Collected data =
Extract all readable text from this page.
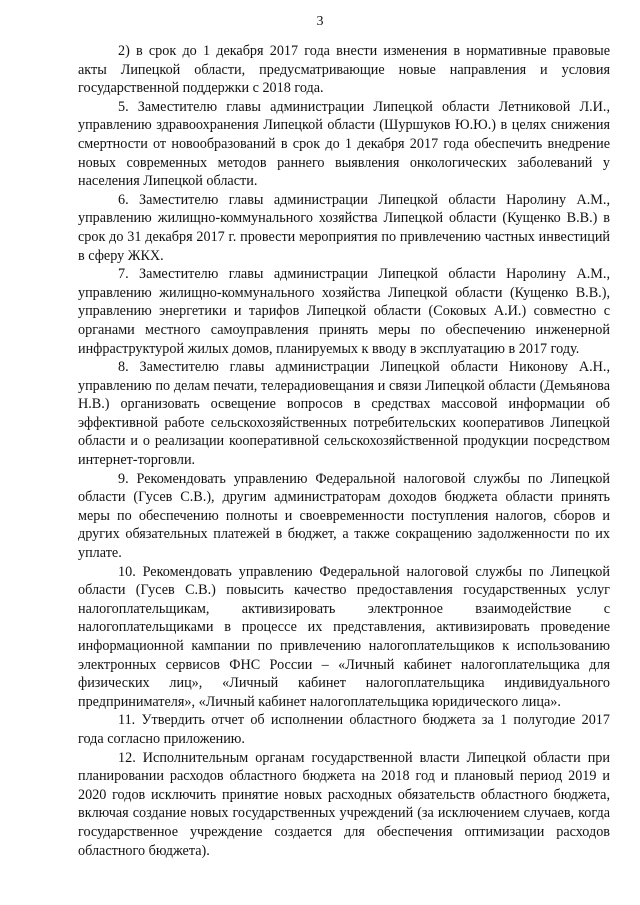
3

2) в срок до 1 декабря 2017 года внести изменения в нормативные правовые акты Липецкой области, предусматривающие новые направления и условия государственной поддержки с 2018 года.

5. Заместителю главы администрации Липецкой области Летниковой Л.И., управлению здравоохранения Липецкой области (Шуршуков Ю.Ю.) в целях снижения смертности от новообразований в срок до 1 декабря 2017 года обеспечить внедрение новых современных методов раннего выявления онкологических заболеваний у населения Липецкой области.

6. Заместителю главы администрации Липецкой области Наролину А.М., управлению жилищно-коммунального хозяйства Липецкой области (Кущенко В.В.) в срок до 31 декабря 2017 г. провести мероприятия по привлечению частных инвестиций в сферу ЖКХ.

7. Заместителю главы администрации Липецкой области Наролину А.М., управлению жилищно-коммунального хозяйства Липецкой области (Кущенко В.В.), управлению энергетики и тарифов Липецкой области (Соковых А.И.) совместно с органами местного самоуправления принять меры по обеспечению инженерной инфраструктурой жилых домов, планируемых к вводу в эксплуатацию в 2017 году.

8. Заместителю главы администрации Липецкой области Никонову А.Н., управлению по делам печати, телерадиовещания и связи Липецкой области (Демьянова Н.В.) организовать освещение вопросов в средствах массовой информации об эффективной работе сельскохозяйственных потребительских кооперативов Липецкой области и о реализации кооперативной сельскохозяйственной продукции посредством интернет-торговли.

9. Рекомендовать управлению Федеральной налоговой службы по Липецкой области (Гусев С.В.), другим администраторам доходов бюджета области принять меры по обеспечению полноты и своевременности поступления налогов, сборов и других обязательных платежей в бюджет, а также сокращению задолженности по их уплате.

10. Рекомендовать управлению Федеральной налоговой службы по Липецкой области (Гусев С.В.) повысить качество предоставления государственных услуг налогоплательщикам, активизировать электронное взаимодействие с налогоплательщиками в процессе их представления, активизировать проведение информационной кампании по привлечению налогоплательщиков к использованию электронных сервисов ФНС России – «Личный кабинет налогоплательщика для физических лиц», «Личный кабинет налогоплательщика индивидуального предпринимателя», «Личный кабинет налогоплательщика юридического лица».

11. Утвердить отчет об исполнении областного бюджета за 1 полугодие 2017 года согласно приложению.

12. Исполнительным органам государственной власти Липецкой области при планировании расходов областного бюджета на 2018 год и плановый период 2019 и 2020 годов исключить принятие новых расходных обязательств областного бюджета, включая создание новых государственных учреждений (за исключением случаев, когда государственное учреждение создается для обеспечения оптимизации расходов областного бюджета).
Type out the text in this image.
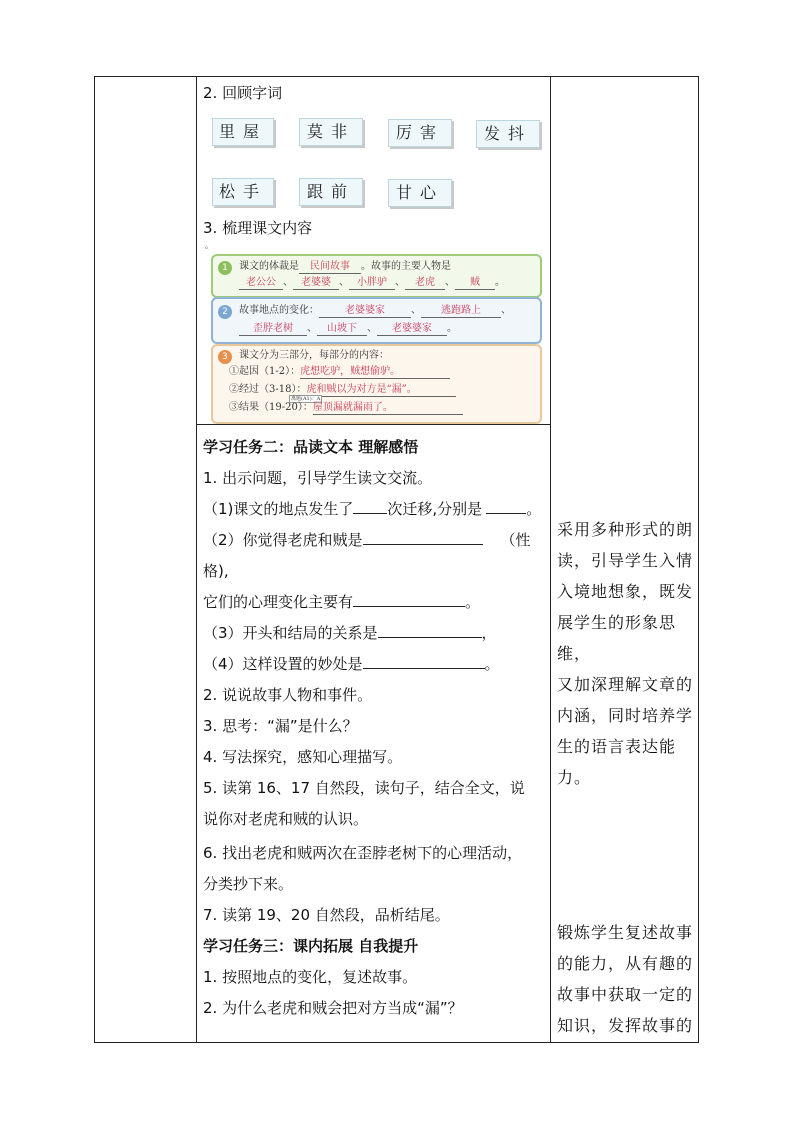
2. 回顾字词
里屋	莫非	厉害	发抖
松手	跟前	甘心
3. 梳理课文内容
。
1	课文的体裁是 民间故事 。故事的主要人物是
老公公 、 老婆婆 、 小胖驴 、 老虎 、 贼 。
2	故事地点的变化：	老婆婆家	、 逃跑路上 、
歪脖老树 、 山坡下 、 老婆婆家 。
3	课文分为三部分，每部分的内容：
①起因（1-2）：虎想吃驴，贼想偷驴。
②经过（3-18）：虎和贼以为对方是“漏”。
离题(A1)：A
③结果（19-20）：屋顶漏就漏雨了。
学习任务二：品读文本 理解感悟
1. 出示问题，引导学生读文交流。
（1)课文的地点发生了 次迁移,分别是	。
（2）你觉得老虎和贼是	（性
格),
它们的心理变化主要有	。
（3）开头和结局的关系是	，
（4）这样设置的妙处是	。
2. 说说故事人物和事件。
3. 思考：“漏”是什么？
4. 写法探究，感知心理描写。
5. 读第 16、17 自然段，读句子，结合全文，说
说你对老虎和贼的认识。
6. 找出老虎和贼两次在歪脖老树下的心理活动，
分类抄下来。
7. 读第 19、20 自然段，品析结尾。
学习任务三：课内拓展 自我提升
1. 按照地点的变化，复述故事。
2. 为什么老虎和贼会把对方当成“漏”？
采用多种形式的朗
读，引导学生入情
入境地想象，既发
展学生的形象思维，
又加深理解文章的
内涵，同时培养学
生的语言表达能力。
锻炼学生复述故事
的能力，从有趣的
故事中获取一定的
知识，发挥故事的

Exercise requirements =
Copy the data exactly. Any picture it contains is to be omitted.

Response to the exercise =
Extract all readable text from this page.
3

2) в срок до 1 декабря 2017 года внести изменения в нормативные правовые акты Липецкой области, предусматривающие новые направления и условия государственной поддержки с 2018 года.

5. Заместителю главы администрации Липецкой области Летниковой Л.И., управлению здравоохранения Липецкой области (Шуршуков Ю.Ю.) в целях снижения смертности от новообразований в срок до 1 декабря 2017 года обеспечить внедрение новых современных методов раннего выявления онкологических заболеваний у населения Липецкой области.

6. Заместителю главы администрации Липецкой области Наролину А.М., управлению жилищно-коммунального хозяйства Липецкой области (Кущенко В.В.) в срок до 31 декабря 2017 г. провести мероприятия по привлечению частных инвестиций в сферу ЖКХ.

7. Заместителю главы администрации Липецкой области Наролину А.М., управлению жилищно-коммунального хозяйства Липецкой области (Кущенко В.В.), управлению энергетики и тарифов Липецкой области (Соковых А.И.) совместно с органами местного самоуправления принять меры по обеспечению инженерной инфраструктурой жилых домов, планируемых к вводу в эксплуатацию в 2017 году.

8. Заместителю главы администрации Липецкой области Никонову А.Н., управлению по делам печати, телерадиовещания и связи Липецкой области (Демьянова Н.В.) организовать освещение вопросов в средствах массовой информации об эффективной работе сельскохозяйственных потребительских кооперативов Липецкой области и о реализации кооперативной сельскохозяйственной продукции посредством интернет-торговли.

9. Рекомендовать управлению Федеральной налоговой службы по Липецкой области (Гусев С.В.), другим администраторам доходов бюджета области принять меры по обеспечению полноты и своевременности поступления налогов, сборов и других обязательных платежей в бюджет, а также сокращению задолженности по их уплате.

10. Рекомендовать управлению Федеральной налоговой службы по Липецкой области (Гусев С.В.) повысить качество предоставления государственных услуг налогоплательщикам, активизировать электронное взаимодействие с налогоплательщиками в процессе их представления, активизировать проведение информационной кампании по привлечению налогоплательщиков к использованию электронных сервисов ФНС России – «Личный кабинет налогоплательщика для физических лиц», «Личный кабинет налогоплательщика индивидуального предпринимателя», «Личный кабинет налогоплательщика юридического лица».

11. Утвердить отчет об исполнении областного бюджета за 1 полугодие 2017 года согласно приложению.

12. Исполнительным органам государственной власти Липецкой области при планировании расходов областного бюджета на 2018 год и плановый период 2019 и 2020 годов исключить принятие новых расходных обязательств областного бюджета, включая создание новых государственных учреждений (за исключением случаев, когда государственное учреждение создается для обеспечения оптимизации расходов областного бюджета).
Type out the text in this image.
2. 回顾字词
里屋	莫非	厉害	发抖
松手	跟前	甘心
3. 梳理课文内容
。
1	课文的体裁是 民间故事 。故事的主要人物是
老公公 、 老婆婆 、 小胖驴 、 老虎 、 贼 。
2	故事地点的变化：	老婆婆家	、 逃跑路上 、
歪脖老树 、 山坡下 、 老婆婆家 。
3	课文分为三部分，每部分的内容：
①起因（1-2）：虎想吃驴，贼想偷驴。
②经过（3-18）：虎和贼以为对方是“漏”。
离题(A1)：A
③结果（19-20）：屋顶漏就漏雨了。
学习任务二：品读文本 理解感悟
1. 出示问题，引导学生读文交流。
（1)课文的地点发生了 次迁移,分别是	。
（2）你觉得老虎和贼是	（性
格),
它们的心理变化主要有	。
（3）开头和结局的关系是	，
（4）这样设置的妙处是	。
2. 说说故事人物和事件。
3. 思考：“漏”是什么？
4. 写法探究，感知心理描写。
5. 读第 16、17 自然段，读句子，结合全文，说
说你对老虎和贼的认识。
6. 找出老虎和贼两次在歪脖老树下的心理活动，
分类抄下来。
7. 读第 19、20 自然段，品析结尾。
学习任务三：课内拓展 自我提升
1. 按照地点的变化，复述故事。
2. 为什么老虎和贼会把对方当成“漏”？
采用多种形式的朗
读，引导学生入情
入境地想象，既发
展学生的形象思维，
又加深理解文章的
内涵，同时培养学
生的语言表达能力。
锻炼学生复述故事
的能力，从有趣的
故事中获取一定的
知识，发挥故事的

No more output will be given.